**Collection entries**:
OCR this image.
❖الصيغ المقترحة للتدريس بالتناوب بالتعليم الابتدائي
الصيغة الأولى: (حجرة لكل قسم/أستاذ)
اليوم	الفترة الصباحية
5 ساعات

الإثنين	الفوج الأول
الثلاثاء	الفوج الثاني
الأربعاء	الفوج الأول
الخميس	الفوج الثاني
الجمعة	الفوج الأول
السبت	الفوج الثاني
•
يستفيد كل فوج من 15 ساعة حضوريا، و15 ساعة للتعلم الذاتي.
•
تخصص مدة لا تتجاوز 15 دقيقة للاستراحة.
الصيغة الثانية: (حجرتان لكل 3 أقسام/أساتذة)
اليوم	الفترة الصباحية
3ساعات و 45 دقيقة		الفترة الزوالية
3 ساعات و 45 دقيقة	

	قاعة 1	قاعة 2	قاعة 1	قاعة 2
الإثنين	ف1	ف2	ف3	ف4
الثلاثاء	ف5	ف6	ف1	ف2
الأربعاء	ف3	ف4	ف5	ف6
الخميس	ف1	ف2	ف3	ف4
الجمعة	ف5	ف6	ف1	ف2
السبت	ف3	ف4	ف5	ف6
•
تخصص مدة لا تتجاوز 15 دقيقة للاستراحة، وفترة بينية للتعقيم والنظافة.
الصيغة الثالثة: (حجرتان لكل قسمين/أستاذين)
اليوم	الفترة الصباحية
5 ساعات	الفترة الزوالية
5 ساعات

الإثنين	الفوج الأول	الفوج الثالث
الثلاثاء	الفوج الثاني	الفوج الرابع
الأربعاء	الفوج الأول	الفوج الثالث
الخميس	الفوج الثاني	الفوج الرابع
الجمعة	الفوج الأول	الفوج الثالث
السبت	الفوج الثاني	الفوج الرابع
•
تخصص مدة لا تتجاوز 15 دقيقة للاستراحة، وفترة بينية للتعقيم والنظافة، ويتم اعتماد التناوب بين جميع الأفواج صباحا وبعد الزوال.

**The request**: Search the data above for the string "الأربعاء" and copy each line that has it.

**Correct output**:
الأربعاء	الفوج الأول
الأربعاء	ف3	ف4	ف5	ف6
الأربعاء	الفوج الأول	الفوج الثالث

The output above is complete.